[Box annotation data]
-=-=-=-=-

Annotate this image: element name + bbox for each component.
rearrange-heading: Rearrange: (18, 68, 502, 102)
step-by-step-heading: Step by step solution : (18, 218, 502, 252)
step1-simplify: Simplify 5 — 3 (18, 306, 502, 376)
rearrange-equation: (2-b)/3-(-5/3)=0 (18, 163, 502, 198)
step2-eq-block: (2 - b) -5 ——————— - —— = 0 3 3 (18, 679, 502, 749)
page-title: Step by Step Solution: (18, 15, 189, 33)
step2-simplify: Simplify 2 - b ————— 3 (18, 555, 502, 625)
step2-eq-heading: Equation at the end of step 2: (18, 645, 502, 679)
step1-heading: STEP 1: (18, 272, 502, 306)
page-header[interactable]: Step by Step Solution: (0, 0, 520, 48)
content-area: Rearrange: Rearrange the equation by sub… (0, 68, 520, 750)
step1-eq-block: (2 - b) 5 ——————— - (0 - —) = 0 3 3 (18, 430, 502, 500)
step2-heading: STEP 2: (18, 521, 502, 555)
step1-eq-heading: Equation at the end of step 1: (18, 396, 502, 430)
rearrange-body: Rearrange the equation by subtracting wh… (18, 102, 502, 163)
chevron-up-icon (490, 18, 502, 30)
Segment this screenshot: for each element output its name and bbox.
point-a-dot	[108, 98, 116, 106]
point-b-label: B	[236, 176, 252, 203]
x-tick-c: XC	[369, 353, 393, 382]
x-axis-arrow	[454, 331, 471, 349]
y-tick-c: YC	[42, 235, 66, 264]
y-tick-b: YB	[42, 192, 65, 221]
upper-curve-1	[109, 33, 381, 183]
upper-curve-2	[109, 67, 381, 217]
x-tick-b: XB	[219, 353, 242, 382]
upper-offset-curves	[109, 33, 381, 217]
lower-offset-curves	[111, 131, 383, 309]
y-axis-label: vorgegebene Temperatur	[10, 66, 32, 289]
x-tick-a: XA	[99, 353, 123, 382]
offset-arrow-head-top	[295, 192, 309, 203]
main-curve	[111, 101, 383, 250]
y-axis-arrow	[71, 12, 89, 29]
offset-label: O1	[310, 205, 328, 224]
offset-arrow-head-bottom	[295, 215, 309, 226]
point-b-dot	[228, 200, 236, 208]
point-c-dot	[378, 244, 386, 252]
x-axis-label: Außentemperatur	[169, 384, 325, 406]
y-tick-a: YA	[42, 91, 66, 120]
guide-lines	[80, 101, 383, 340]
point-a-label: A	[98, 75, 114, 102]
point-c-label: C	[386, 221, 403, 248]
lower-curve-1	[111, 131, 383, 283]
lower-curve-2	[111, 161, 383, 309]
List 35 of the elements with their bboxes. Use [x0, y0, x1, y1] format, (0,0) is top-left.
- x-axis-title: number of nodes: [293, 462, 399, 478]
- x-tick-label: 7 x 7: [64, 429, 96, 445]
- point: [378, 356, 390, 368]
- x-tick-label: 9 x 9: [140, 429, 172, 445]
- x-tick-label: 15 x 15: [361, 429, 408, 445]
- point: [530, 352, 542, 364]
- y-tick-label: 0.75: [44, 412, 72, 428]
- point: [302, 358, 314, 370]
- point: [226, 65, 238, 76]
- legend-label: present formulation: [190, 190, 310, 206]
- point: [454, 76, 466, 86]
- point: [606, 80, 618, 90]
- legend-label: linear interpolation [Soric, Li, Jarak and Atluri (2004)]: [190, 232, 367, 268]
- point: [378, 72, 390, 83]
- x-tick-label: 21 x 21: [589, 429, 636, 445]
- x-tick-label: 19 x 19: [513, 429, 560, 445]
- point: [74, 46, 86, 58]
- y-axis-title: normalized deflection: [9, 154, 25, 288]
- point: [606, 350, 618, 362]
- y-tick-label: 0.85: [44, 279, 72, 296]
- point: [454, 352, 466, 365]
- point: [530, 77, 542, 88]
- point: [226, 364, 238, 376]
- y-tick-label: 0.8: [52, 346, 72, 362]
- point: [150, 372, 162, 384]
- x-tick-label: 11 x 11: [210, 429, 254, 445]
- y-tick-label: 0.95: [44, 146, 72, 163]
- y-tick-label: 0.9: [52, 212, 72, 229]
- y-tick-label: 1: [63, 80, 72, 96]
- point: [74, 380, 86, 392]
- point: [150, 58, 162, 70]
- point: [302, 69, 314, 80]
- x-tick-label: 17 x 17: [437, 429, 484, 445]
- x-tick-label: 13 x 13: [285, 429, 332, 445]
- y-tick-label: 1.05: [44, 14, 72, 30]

-=-=-=-=-

What is expected:
Which lines of the entries above contain the string "this", with case counting? Find each one and copy it out in full.

Written answer:
Annotate this image: element name + bbox for each component.
Segment this screenshot: for each element output its name and bbox.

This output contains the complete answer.